═══ DATA LISTING ═══
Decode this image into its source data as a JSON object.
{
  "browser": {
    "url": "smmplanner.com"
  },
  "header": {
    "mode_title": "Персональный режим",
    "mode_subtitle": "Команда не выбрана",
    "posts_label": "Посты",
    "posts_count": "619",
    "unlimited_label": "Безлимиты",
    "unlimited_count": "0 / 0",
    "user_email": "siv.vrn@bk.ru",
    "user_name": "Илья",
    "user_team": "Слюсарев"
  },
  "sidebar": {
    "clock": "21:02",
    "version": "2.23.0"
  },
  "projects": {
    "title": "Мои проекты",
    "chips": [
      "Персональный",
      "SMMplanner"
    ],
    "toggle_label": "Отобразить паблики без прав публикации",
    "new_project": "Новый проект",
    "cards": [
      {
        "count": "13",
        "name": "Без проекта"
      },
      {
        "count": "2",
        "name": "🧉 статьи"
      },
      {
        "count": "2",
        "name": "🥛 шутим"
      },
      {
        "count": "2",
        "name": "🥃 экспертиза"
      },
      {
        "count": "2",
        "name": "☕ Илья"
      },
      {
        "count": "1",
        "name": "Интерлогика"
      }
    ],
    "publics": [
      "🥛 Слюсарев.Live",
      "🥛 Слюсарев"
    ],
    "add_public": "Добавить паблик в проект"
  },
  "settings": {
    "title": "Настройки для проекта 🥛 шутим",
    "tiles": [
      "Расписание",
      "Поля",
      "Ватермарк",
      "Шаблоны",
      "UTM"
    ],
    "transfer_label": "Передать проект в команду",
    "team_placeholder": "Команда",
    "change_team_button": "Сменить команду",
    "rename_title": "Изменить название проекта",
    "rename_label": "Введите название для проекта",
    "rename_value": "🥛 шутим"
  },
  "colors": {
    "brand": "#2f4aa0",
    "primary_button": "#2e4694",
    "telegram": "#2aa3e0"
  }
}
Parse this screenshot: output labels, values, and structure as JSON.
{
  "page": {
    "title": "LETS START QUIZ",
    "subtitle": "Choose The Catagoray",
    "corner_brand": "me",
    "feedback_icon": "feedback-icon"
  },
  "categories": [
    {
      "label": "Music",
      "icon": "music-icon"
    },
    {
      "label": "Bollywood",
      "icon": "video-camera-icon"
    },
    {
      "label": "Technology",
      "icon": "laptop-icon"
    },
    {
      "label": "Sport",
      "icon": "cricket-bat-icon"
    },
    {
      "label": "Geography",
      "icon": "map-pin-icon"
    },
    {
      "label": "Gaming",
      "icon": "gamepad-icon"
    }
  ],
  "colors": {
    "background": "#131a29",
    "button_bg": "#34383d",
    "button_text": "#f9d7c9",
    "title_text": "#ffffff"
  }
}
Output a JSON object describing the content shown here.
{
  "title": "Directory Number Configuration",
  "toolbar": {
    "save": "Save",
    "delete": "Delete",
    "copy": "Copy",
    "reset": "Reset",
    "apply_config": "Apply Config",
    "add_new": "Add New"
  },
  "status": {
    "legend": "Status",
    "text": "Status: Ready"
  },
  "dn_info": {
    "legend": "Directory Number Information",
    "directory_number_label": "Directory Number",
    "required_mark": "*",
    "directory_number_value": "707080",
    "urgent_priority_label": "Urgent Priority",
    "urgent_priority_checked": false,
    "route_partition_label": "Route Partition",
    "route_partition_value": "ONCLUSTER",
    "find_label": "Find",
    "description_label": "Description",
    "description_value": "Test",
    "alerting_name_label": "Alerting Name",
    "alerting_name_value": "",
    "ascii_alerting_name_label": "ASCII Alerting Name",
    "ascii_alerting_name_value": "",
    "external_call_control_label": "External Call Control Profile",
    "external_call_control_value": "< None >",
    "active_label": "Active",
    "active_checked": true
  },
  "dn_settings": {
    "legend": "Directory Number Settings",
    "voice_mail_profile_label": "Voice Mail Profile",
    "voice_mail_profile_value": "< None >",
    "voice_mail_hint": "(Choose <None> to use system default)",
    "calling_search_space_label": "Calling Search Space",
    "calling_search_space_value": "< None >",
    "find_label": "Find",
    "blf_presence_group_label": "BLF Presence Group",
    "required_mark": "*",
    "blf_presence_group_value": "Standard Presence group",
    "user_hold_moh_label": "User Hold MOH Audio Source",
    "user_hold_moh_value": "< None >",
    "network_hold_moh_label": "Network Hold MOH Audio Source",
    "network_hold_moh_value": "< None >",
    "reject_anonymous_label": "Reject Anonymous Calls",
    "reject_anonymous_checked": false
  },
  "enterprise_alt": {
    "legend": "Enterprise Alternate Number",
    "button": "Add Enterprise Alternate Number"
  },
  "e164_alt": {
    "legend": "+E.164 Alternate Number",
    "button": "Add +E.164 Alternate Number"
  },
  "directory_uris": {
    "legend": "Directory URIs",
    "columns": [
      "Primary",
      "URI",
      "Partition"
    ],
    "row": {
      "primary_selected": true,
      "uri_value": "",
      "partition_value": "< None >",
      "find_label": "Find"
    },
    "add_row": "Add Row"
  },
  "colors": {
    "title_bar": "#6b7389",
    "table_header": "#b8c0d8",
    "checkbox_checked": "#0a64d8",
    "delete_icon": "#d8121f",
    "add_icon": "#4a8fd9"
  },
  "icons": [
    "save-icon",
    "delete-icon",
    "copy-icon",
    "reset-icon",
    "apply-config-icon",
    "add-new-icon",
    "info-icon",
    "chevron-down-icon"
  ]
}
═══
## WHAT YOU SHOULD DO
Transcribe each record exactly. Leave nothing out.

## OUTPUT
Decode this image into its source data as a JSON object.
{
  "browser": {
    "url": "smmplanner.com"
  },
  "header": {
    "mode_title": "Персональный режим",
    "mode_subtitle": "Команда не выбрана",
    "posts_label": "Посты",
    "posts_count": "619",
    "unlimited_label": "Безлимиты",
    "unlimited_count": "0 / 0",
    "user_email": "siv.vrn@bk.ru",
    "user_name": "Илья",
    "user_team": "Слюсарев"
  },
  "sidebar": {
    "clock": "21:02",
    "version": "2.23.0"
  },
  "projects": {
    "title": "Мои проекты",
    "chips": [
      "Персональный",
      "SMMplanner"
    ],
    "toggle_label": "Отобразить паблики без прав публикации",
    "new_project": "Новый проект",
    "cards": [
      {
        "count": "13",
        "name": "Без проекта"
      },
      {
        "count": "2",
        "name": "🧉 статьи"
      },
      {
        "count": "2",
        "name": "🥛 шутим"
      },
      {
        "count": "2",
        "name": "🥃 экспертиза"
      },
      {
        "count": "2",
        "name": "☕ Илья"
      },
      {
        "count": "1",
        "name": "Интерлогика"
      }
    ],
    "publics": [
      "🥛 Слюсарев.Live",
      "🥛 Слюсарев"
    ],
    "add_public": "Добавить паблик в проект"
  },
  "settings": {
    "title": "Настройки для проекта 🥛 шутим",
    "tiles": [
      "Расписание",
      "Поля",
      "Ватермарк",
      "Шаблоны",
      "UTM"
    ],
    "transfer_label": "Передать проект в команду",
    "team_placeholder": "Команда",
    "change_team_button": "Сменить команду",
    "rename_title": "Изменить название проекта",
    "rename_label": "Введите название для проекта",
    "rename_value": "🥛 шутим"
  },
  "colors": {
    "brand": "#2f4aa0",
    "primary_button": "#2e4694",
    "telegram": "#2aa3e0"
  }
}
Parse this screenshot: output labels, values, and structure as JSON.
{
  "page": {
    "title": "LETS START QUIZ",
    "subtitle": "Choose The Catagoray",
    "corner_brand": "me",
    "feedback_icon": "feedback-icon"
  },
  "categories": [
    {
      "label": "Music",
      "icon": "music-icon"
    },
    {
      "label": "Bollywood",
      "icon": "video-camera-icon"
    },
    {
      "label": "Technology",
      "icon": "laptop-icon"
    },
    {
      "label": "Sport",
      "icon": "cricket-bat-icon"
    },
    {
      "label": "Geography",
      "icon": "map-pin-icon"
    },
    {
      "label": "Gaming",
      "icon": "gamepad-icon"
    }
  ],
  "colors": {
    "background": "#131a29",
    "button_bg": "#34383d",
    "button_text": "#f9d7c9",
    "title_text": "#ffffff"
  }
}
Output a JSON object describing the content shown here.
{
  "title": "Directory Number Configuration",
  "toolbar": {
    "save": "Save",
    "delete": "Delete",
    "copy": "Copy",
    "reset": "Reset",
    "apply_config": "Apply Config",
    "add_new": "Add New"
  },
  "status": {
    "legend": "Status",
    "text": "Status: Ready"
  },
  "dn_info": {
    "legend": "Directory Number Information",
    "directory_number_label": "Directory Number",
    "required_mark": "*",
    "directory_number_value": "707080",
    "urgent_priority_label": "Urgent Priority",
    "urgent_priority_checked": false,
    "route_partition_label": "Route Partition",
    "route_partition_value": "ONCLUSTER",
    "find_label": "Find",
    "description_label": "Description",
    "description_value": "Test",
    "alerting_name_label": "Alerting Name",
    "alerting_name_value": "",
    "ascii_alerting_name_label": "ASCII Alerting Name",
    "ascii_alerting_name_value": "",
    "external_call_control_label": "External Call Control Profile",
    "external_call_control_value": "< None >",
    "active_label": "Active",
    "active_checked": true
  },
  "dn_settings": {
    "legend": "Directory Number Settings",
    "voice_mail_profile_label": "Voice Mail Profile",
    "voice_mail_profile_value": "< None >",
    "voice_mail_hint": "(Choose <None> to use system default)",
    "calling_search_space_label": "Calling Search Space",
    "calling_search_space_value": "< None >",
    "find_label": "Find",
    "blf_presence_group_label": "BLF Presence Group",
    "required_mark": "*",
    "blf_presence_group_value": "Standard Presence group",
    "user_hold_moh_label": "User Hold MOH Audio Source",
    "user_hold_moh_value": "< None >",
    "network_hold_moh_label": "Network Hold MOH Audio Source",
    "network_hold_moh_value": "< None >",
    "reject_anonymous_label": "Reject Anonymous Calls",
    "reject_anonymous_checked": false
  },
  "enterprise_alt": {
    "legend": "Enterprise Alternate Number",
    "button": "Add Enterprise Alternate Number"
  },
  "e164_alt": {
    "legend": "+E.164 Alternate Number",
    "button": "Add +E.164 Alternate Number"
  },
  "directory_uris": {
    "legend": "Directory URIs",
    "columns": [
      "Primary",
      "URI",
      "Partition"
    ],
    "row": {
      "primary_selected": true,
      "uri_value": "",
      "partition_value": "< None >",
      "find_label": "Find"
    },
    "add_row": "Add Row"
  },
  "colors": {
    "title_bar": "#6b7389",
    "table_header": "#b8c0d8",
    "checkbox_checked": "#0a64d8",
    "delete_icon": "#d8121f",
    "add_icon": "#4a8fd9"
  },
  "icons": [
    "save-icon",
    "delete-icon",
    "copy-icon",
    "reset-icon",
    "apply-config-icon",
    "add-new-icon",
    "info-icon",
    "chevron-down-icon"
  ]
}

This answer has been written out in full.